- Record list -

=======

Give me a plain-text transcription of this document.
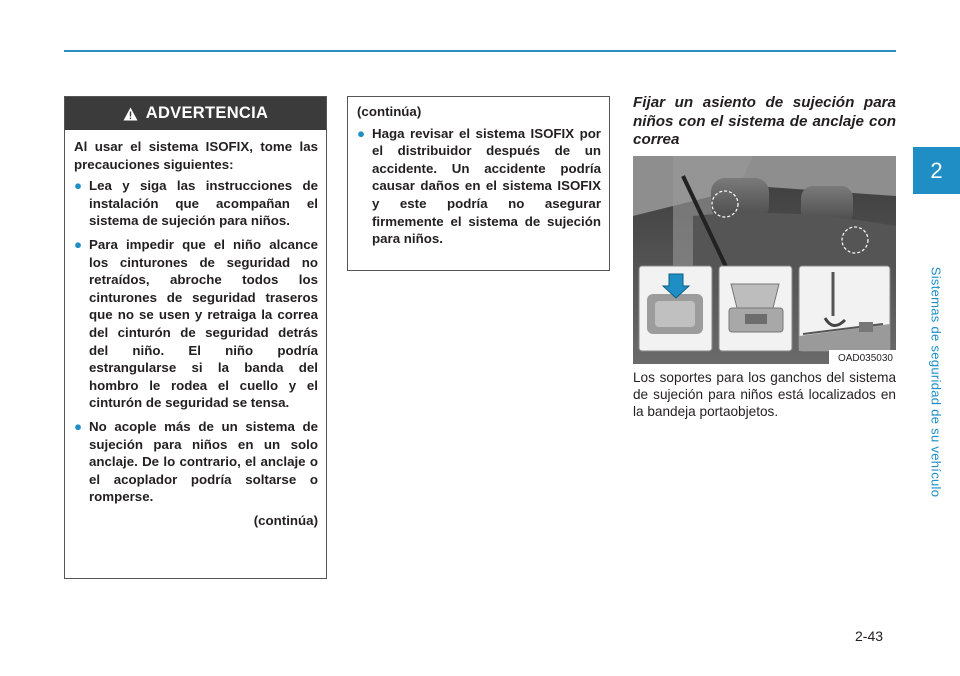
2
Sistemas de seguridad de su vehículo
ADVERTENCIA

Al usar el sistema ISOFIX, tome las precauciones siguientes:

● Lea y siga las instrucciones de instalación que acompañan el sistema de sujeción para niños.
● Para impedir que el niño alcance los cinturones de seguridad no retraídos, abroche todos los cinturones de seguridad traseros que no se usen y retraiga la correa del cinturón de seguridad detrás del niño. El niño podría estrangularse si la banda del hombro le rodea el cuello y el cinturón de seguridad se tensa.
● No acople más de un sistema de sujeción para niños en un solo anclaje. De lo contrario, el anclaje o el acoplador podría soltarse o romperse.
(continúa)

(continúa)

● Haga revisar el sistema ISOFIX por el distribuidor después de un accidente. Un accidente podría causar daños en el sistema ISOFIX y este podría no asegurar firmemente el sistema de sujeción para niños.
Fijar un asiento de sujeción para niños con el sistema de anclaje con correa
OAD035030

Los soportes para los ganchos del sistema de sujeción para niños está localizados en la bandeja portaobjetos.

2-43
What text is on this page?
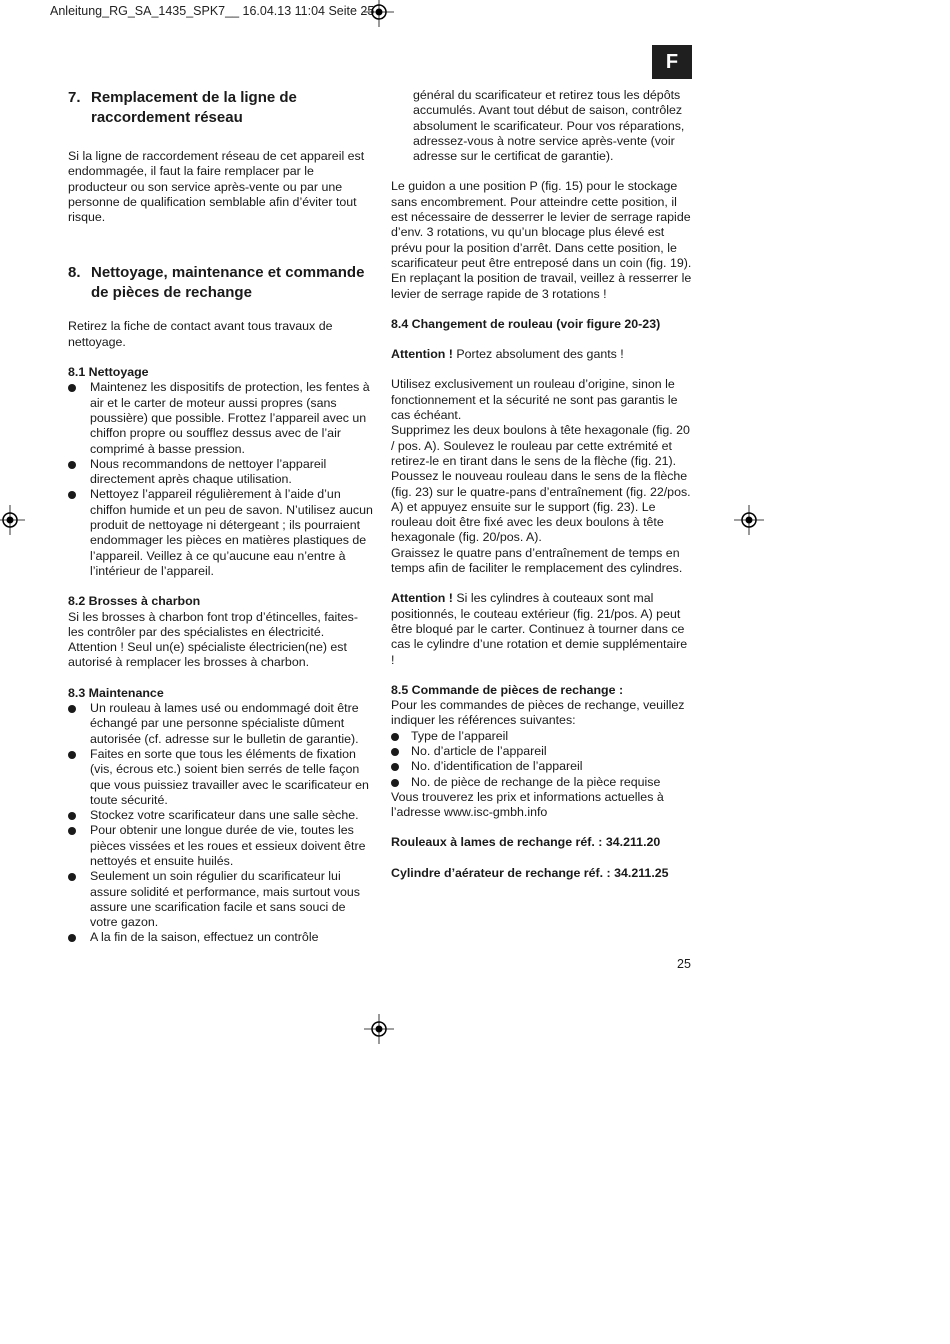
Anleitung_RG_SA_1435_SPK7__ 16.04.13 11:04 Seite 25
F
7. Remplacement de la ligne de raccordement réseau

Si la ligne de raccordement réseau de cet appareil est endommagée, il faut la faire remplacer par le producteur ou son service après-vente ou par une personne de qualification semblable afin d’éviter tout risque.

8. Nettoyage, maintenance et commande de pièces de rechange

Retirez la fiche de contact avant tous travaux de nettoyage.

8.1 Nettoyage

Maintenez les dispositifs de protection, les fentes à air et le carter de moteur aussi propres (sans poussière) que possible. Frottez l’appareil avec un chiffon propre ou soufflez dessus avec de l’air comprimé à basse pression.
Nous recommandons de nettoyer l’appareil directement après chaque utilisation.
Nettoyez l’appareil régulièrement à l’aide d’un chiffon humide et un peu de savon. N’utilisez aucun produit de nettoyage ni détergeant ; ils pourraient endommager les pièces en matières plastiques de l’appareil. Veillez à ce qu’aucune eau n’entre à l’intérieur de l’appareil.

8.2 Brosses à charbon

Si les brosses à charbon font trop d’étincelles, faites-les contrôler par des spécialistes en électricité.

Attention ! Seul un(e) spécialiste électricien(ne) est autorisé à remplacer les brosses à charbon.

8.3 Maintenance

Un rouleau à lames usé ou endommagé doit être échangé par une personne spécialiste dûment autorisée (cf. adresse sur le bulletin de garantie).
Faites en sorte que tous les éléments de fixation (vis, écrous etc.) soient bien serrés de telle façon que vous puissiez travailler avec le scarificateur en toute sécurité.
Stockez votre scarificateur dans une salle sèche.
Pour obtenir une longue durée de vie, toutes les pièces vissées et les roues et essieux doivent être nettoyés et ensuite huilés.
Seulement un soin régulier du scarificateur lui assure solidité et performance, mais surtout vous assure une scarification facile et sans souci de votre gazon.
A la fin de la saison, effectuez un contrôle

général du scarificateur et retirez tous les dépôts accumulés. Avant tout début de saison, contrôlez absolument le scarificateur. Pour vos réparations, adressez-vous à notre service après-vente (voir adresse sur le certificat de garantie).

Le guidon a une position P (fig. 15) pour le stockage sans encombrement. Pour atteindre cette position, il est nécessaire de desserrer le levier de serrage rapide d’env. 3 rotations, vu qu’un blocage plus élevé est prévu pour la position d’arrêt. Dans cette position, le scarificateur peut être entreposé dans un coin (fig. 19). En replaçant la position de travail, veillez à resserrer le levier de serrage rapide de 3 rotations !

8.4 Changement de rouleau (voir figure 20-23)

Attention ! Portez absolument des gants !

Utilisez exclusivement un rouleau d’origine, sinon le fonctionnement et la sécurité ne sont pas garantis le cas échéant.

Supprimez les deux boulons à tête hexagonale (fig. 20 / pos. A). Soulevez le rouleau par cette extrémité et retirez-le en tirant dans le sens de la flèche (fig. 21). Poussez le nouveau rouleau dans le sens de la flèche (fig. 23) sur le quatre-pans d’entraînement (fig. 22/pos. A) et appuyez ensuite sur le support (fig. 23). Le rouleau doit être fixé avec les deux boulons à tête hexagonale (fig. 20/pos. A).

Graissez le quatre pans d’entraînement de temps en temps afin de faciliter le remplacement des cylindres.

Attention ! Si les cylindres à couteaux sont mal positionnés, le couteau extérieur (fig. 21/pos. A) peut être bloqué par le carter. Continuez à tourner dans ce cas le cylindre d’une rotation et demie supplémentaire !

8.5 Commande de pièces de rechange :

Pour les commandes de pièces de rechange, veuillez indiquer les références suivantes:

Type de l’appareil
No. d’article de l’appareil
No. d’identification de l’appareil
No. de pièce de rechange de la pièce requise

Vous trouverez les prix et informations actuelles à l’adresse www.isc-gmbh.info

Rouleaux à lames de rechange réf. : 34.211.20

Cylindre d’aérateur de rechange réf. : 34.211.25

25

=======

- Written task -
Copy every line in the records above that contains the word "absolument".

- Complete output -
général du scarificateur et retirez tous les dépôts accumulés. Avant tout début de saison, contrôlez absolument le scarificateur. Pour vos réparations, adressez-vous à notre service après-vente (voir adresse sur le certificat de garantie).
Attention ! Portez absolument des gants !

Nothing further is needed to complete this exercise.